EXERCISE
Skip the pictures and repeat each line of the data exactly.

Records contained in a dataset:
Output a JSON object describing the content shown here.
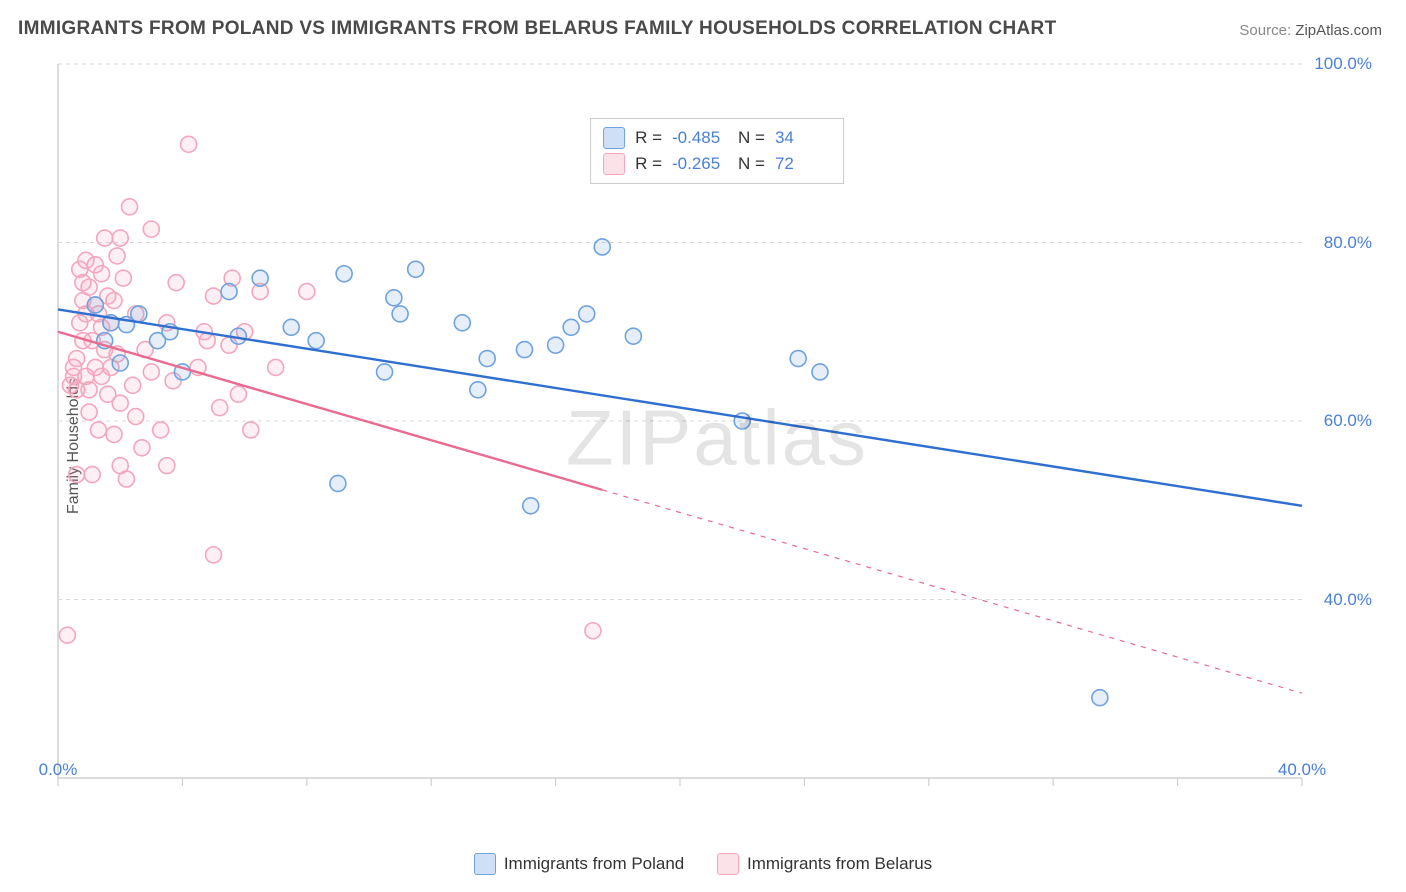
{
  "title": "IMMIGRANTS FROM POLAND VS IMMIGRANTS FROM BELARUS FAMILY HOUSEHOLDS CORRELATION CHART",
  "source": {
    "label": "Source:",
    "site": "ZipAtlas.com"
  },
  "watermark": {
    "prefix": "ZIP",
    "suffix": "atlas"
  },
  "chart": {
    "type": "scatter",
    "ylabel": "Family Households",
    "background_color": "#ffffff",
    "grid_color": "#d8d8d8",
    "axis_color": "#d0d0d0",
    "tick_color": "#d0d0d0",
    "xlim": [
      0,
      40
    ],
    "ylim": [
      20,
      100
    ],
    "yticks": [
      40,
      60,
      80,
      100
    ],
    "ytick_labels": [
      "40.0%",
      "60.0%",
      "80.0%",
      "100.0%"
    ],
    "xticks": [
      0,
      40
    ],
    "xtick_labels": [
      "0.0%",
      "40.0%"
    ],
    "xminorgrid": [
      4,
      8,
      12,
      16,
      20,
      24,
      28,
      32,
      36
    ],
    "marker_radius": 8,
    "marker_fill_opacity": 0.18,
    "marker_stroke_width": 1.6,
    "trend_line_width": 2.4,
    "series": [
      {
        "id": "poland",
        "label": "Immigrants from Poland",
        "color": "#6fa3e0",
        "line_color": "#2f6fd0",
        "R": "-0.485",
        "N": "34",
        "trend_y_start": 72.5,
        "trend_y_end": 50.5,
        "trend_x_solid_end": 40,
        "points": [
          [
            1.2,
            73.0
          ],
          [
            1.7,
            71.0
          ],
          [
            1.5,
            69.0
          ],
          [
            2.2,
            70.8
          ],
          [
            2.0,
            66.5
          ],
          [
            2.6,
            72.0
          ],
          [
            3.2,
            69.0
          ],
          [
            3.6,
            70.0
          ],
          [
            4.0,
            65.5
          ],
          [
            5.5,
            74.5
          ],
          [
            5.8,
            69.5
          ],
          [
            6.5,
            76.0
          ],
          [
            7.5,
            70.5
          ],
          [
            8.3,
            69.0
          ],
          [
            9.0,
            53.0
          ],
          [
            9.2,
            76.5
          ],
          [
            10.5,
            65.5
          ],
          [
            10.8,
            73.8
          ],
          [
            11.0,
            72.0
          ],
          [
            11.5,
            77.0
          ],
          [
            13.0,
            71.0
          ],
          [
            13.8,
            67.0
          ],
          [
            13.5,
            63.5
          ],
          [
            15.0,
            68.0
          ],
          [
            15.2,
            50.5
          ],
          [
            16.0,
            68.5
          ],
          [
            16.5,
            70.5
          ],
          [
            17.0,
            72.0
          ],
          [
            17.5,
            79.5
          ],
          [
            18.5,
            69.5
          ],
          [
            22.0,
            60.0
          ],
          [
            23.8,
            67.0
          ],
          [
            24.5,
            65.5
          ],
          [
            33.5,
            29.0
          ]
        ]
      },
      {
        "id": "belarus",
        "label": "Immigrants from Belarus",
        "color": "#f4a6bb",
        "line_color": "#e96b8f",
        "R": "-0.265",
        "N": "72",
        "trend_y_start": 70.0,
        "trend_y_end": 29.5,
        "trend_x_solid_end": 17.5,
        "points": [
          [
            0.4,
            64.0
          ],
          [
            0.5,
            65.0
          ],
          [
            0.5,
            66.0
          ],
          [
            0.6,
            63.5
          ],
          [
            0.6,
            67.0
          ],
          [
            0.7,
            71.0
          ],
          [
            0.7,
            77.0
          ],
          [
            0.8,
            75.5
          ],
          [
            0.8,
            73.5
          ],
          [
            0.8,
            69.0
          ],
          [
            0.9,
            65.0
          ],
          [
            0.9,
            72.0
          ],
          [
            0.9,
            78.0
          ],
          [
            1.0,
            75.0
          ],
          [
            1.0,
            63.5
          ],
          [
            1.0,
            61.0
          ],
          [
            1.1,
            54.0
          ],
          [
            1.1,
            69.0
          ],
          [
            1.2,
            77.5
          ],
          [
            1.2,
            73.0
          ],
          [
            1.2,
            66.0
          ],
          [
            1.3,
            59.0
          ],
          [
            1.3,
            72.0
          ],
          [
            1.4,
            76.5
          ],
          [
            1.4,
            70.5
          ],
          [
            1.4,
            65.0
          ],
          [
            1.5,
            80.5
          ],
          [
            1.5,
            68.0
          ],
          [
            1.6,
            63.0
          ],
          [
            1.6,
            74.0
          ],
          [
            1.7,
            71.0
          ],
          [
            1.7,
            66.0
          ],
          [
            1.8,
            58.5
          ],
          [
            1.8,
            73.5
          ],
          [
            1.9,
            78.5
          ],
          [
            1.9,
            67.5
          ],
          [
            2.0,
            55.0
          ],
          [
            2.0,
            62.0
          ],
          [
            2.1,
            76.0
          ],
          [
            2.2,
            53.5
          ],
          [
            2.3,
            84.0
          ],
          [
            2.4,
            64.0
          ],
          [
            2.5,
            60.5
          ],
          [
            2.5,
            72.0
          ],
          [
            2.7,
            57.0
          ],
          [
            2.8,
            68.0
          ],
          [
            3.0,
            81.5
          ],
          [
            3.0,
            65.5
          ],
          [
            3.3,
            59.0
          ],
          [
            3.5,
            71.0
          ],
          [
            3.5,
            55.0
          ],
          [
            3.7,
            64.5
          ],
          [
            3.8,
            75.5
          ],
          [
            4.2,
            91.0
          ],
          [
            4.5,
            66.0
          ],
          [
            4.7,
            70.0
          ],
          [
            4.8,
            69.0
          ],
          [
            5.0,
            74.0
          ],
          [
            5.0,
            45.0
          ],
          [
            5.2,
            61.5
          ],
          [
            5.5,
            68.5
          ],
          [
            5.6,
            76.0
          ],
          [
            5.8,
            63.0
          ],
          [
            6.0,
            70.0
          ],
          [
            6.2,
            59.0
          ],
          [
            6.5,
            74.5
          ],
          [
            7.0,
            66.0
          ],
          [
            8.0,
            74.5
          ],
          [
            0.3,
            36.0
          ],
          [
            0.6,
            54.0
          ],
          [
            2.0,
            80.5
          ],
          [
            17.2,
            36.5
          ]
        ]
      }
    ]
  },
  "legend_bottom": [
    {
      "series": "poland",
      "label": "Immigrants from Poland"
    },
    {
      "series": "belarus",
      "label": "Immigrants from Belarus"
    }
  ]
}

TASK OUTPUT
Output a JSON object describing the content shown here.
{
  "title": "IMMIGRANTS FROM POLAND VS IMMIGRANTS FROM BELARUS FAMILY HOUSEHOLDS CORRELATION CHART",
  "source": {
    "label": "Source:",
    "site": "ZipAtlas.com"
  },
  "watermark": {
    "prefix": "ZIP",
    "suffix": "atlas"
  },
  "chart": {
    "type": "scatter",
    "ylabel": "Family Households",
    "background_color": "#ffffff",
    "grid_color": "#d8d8d8",
    "axis_color": "#d0d0d0",
    "tick_color": "#d0d0d0",
    "xlim": [
      0,
      40
    ],
    "ylim": [
      20,
      100
    ],
    "yticks": [
      40,
      60,
      80,
      100
    ],
    "ytick_labels": [
      "40.0%",
      "60.0%",
      "80.0%",
      "100.0%"
    ],
    "xticks": [
      0,
      40
    ],
    "xtick_labels": [
      "0.0%",
      "40.0%"
    ],
    "xminorgrid": [
      4,
      8,
      12,
      16,
      20,
      24,
      28,
      32,
      36
    ],
    "marker_radius": 8,
    "marker_fill_opacity": 0.18,
    "marker_stroke_width": 1.6,
    "trend_line_width": 2.4,
    "series": [
      {
        "id": "poland",
        "label": "Immigrants from Poland",
        "color": "#6fa3e0",
        "line_color": "#2f6fd0",
        "R": "-0.485",
        "N": "34",
        "trend_y_start": 72.5,
        "trend_y_end": 50.5,
        "trend_x_solid_end": 40,
        "points": [
          [
            1.2,
            73.0
          ],
          [
            1.7,
            71.0
          ],
          [
            1.5,
            69.0
          ],
          [
            2.2,
            70.8
          ],
          [
            2.0,
            66.5
          ],
          [
            2.6,
            72.0
          ],
          [
            3.2,
            69.0
          ],
          [
            3.6,
            70.0
          ],
          [
            4.0,
            65.5
          ],
          [
            5.5,
            74.5
          ],
          [
            5.8,
            69.5
          ],
          [
            6.5,
            76.0
          ],
          [
            7.5,
            70.5
          ],
          [
            8.3,
            69.0
          ],
          [
            9.0,
            53.0
          ],
          [
            9.2,
            76.5
          ],
          [
            10.5,
            65.5
          ],
          [
            10.8,
            73.8
          ],
          [
            11.0,
            72.0
          ],
          [
            11.5,
            77.0
          ],
          [
            13.0,
            71.0
          ],
          [
            13.8,
            67.0
          ],
          [
            13.5,
            63.5
          ],
          [
            15.0,
            68.0
          ],
          [
            15.2,
            50.5
          ],
          [
            16.0,
            68.5
          ],
          [
            16.5,
            70.5
          ],
          [
            17.0,
            72.0
          ],
          [
            17.5,
            79.5
          ],
          [
            18.5,
            69.5
          ],
          [
            22.0,
            60.0
          ],
          [
            23.8,
            67.0
          ],
          [
            24.5,
            65.5
          ],
          [
            33.5,
            29.0
          ]
        ]
      },
      {
        "id": "belarus",
        "label": "Immigrants from Belarus",
        "color": "#f4a6bb",
        "line_color": "#e96b8f",
        "R": "-0.265",
        "N": "72",
        "trend_y_start": 70.0,
        "trend_y_end": 29.5,
        "trend_x_solid_end": 17.5,
        "points": [
          [
            0.4,
            64.0
          ],
          [
            0.5,
            65.0
          ],
          [
            0.5,
            66.0
          ],
          [
            0.6,
            63.5
          ],
          [
            0.6,
            67.0
          ],
          [
            0.7,
            71.0
          ],
          [
            0.7,
            77.0
          ],
          [
            0.8,
            75.5
          ],
          [
            0.8,
            73.5
          ],
          [
            0.8,
            69.0
          ],
          [
            0.9,
            65.0
          ],
          [
            0.9,
            72.0
          ],
          [
            0.9,
            78.0
          ],
          [
            1.0,
            75.0
          ],
          [
            1.0,
            63.5
          ],
          [
            1.0,
            61.0
          ],
          [
            1.1,
            54.0
          ],
          [
            1.1,
            69.0
          ],
          [
            1.2,
            77.5
          ],
          [
            1.2,
            73.0
          ],
          [
            1.2,
            66.0
          ],
          [
            1.3,
            59.0
          ],
          [
            1.3,
            72.0
          ],
          [
            1.4,
            76.5
          ],
          [
            1.4,
            70.5
          ],
          [
            1.4,
            65.0
          ],
          [
            1.5,
            80.5
          ],
          [
            1.5,
            68.0
          ],
          [
            1.6,
            63.0
          ],
          [
            1.6,
            74.0
          ],
          [
            1.7,
            71.0
          ],
          [
            1.7,
            66.0
          ],
          [
            1.8,
            58.5
          ],
          [
            1.8,
            73.5
          ],
          [
            1.9,
            78.5
          ],
          [
            1.9,
            67.5
          ],
          [
            2.0,
            55.0
          ],
          [
            2.0,
            62.0
          ],
          [
            2.1,
            76.0
          ],
          [
            2.2,
            53.5
          ],
          [
            2.3,
            84.0
          ],
          [
            2.4,
            64.0
          ],
          [
            2.5,
            60.5
          ],
          [
            2.5,
            72.0
          ],
          [
            2.7,
            57.0
          ],
          [
            2.8,
            68.0
          ],
          [
            3.0,
            81.5
          ],
          [
            3.0,
            65.5
          ],
          [
            3.3,
            59.0
          ],
          [
            3.5,
            71.0
          ],
          [
            3.5,
            55.0
          ],
          [
            3.7,
            64.5
          ],
          [
            3.8,
            75.5
          ],
          [
            4.2,
            91.0
          ],
          [
            4.5,
            66.0
          ],
          [
            4.7,
            70.0
          ],
          [
            4.8,
            69.0
          ],
          [
            5.0,
            74.0
          ],
          [
            5.0,
            45.0
          ],
          [
            5.2,
            61.5
          ],
          [
            5.5,
            68.5
          ],
          [
            5.6,
            76.0
          ],
          [
            5.8,
            63.0
          ],
          [
            6.0,
            70.0
          ],
          [
            6.2,
            59.0
          ],
          [
            6.5,
            74.5
          ],
          [
            7.0,
            66.0
          ],
          [
            8.0,
            74.5
          ],
          [
            0.3,
            36.0
          ],
          [
            0.6,
            54.0
          ],
          [
            2.0,
            80.5
          ],
          [
            17.2,
            36.5
          ]
        ]
      }
    ]
  },
  "legend_bottom": [
    {
      "series": "poland",
      "label": "Immigrants from Poland"
    },
    {
      "series": "belarus",
      "label": "Immigrants from Belarus"
    }
  ]
}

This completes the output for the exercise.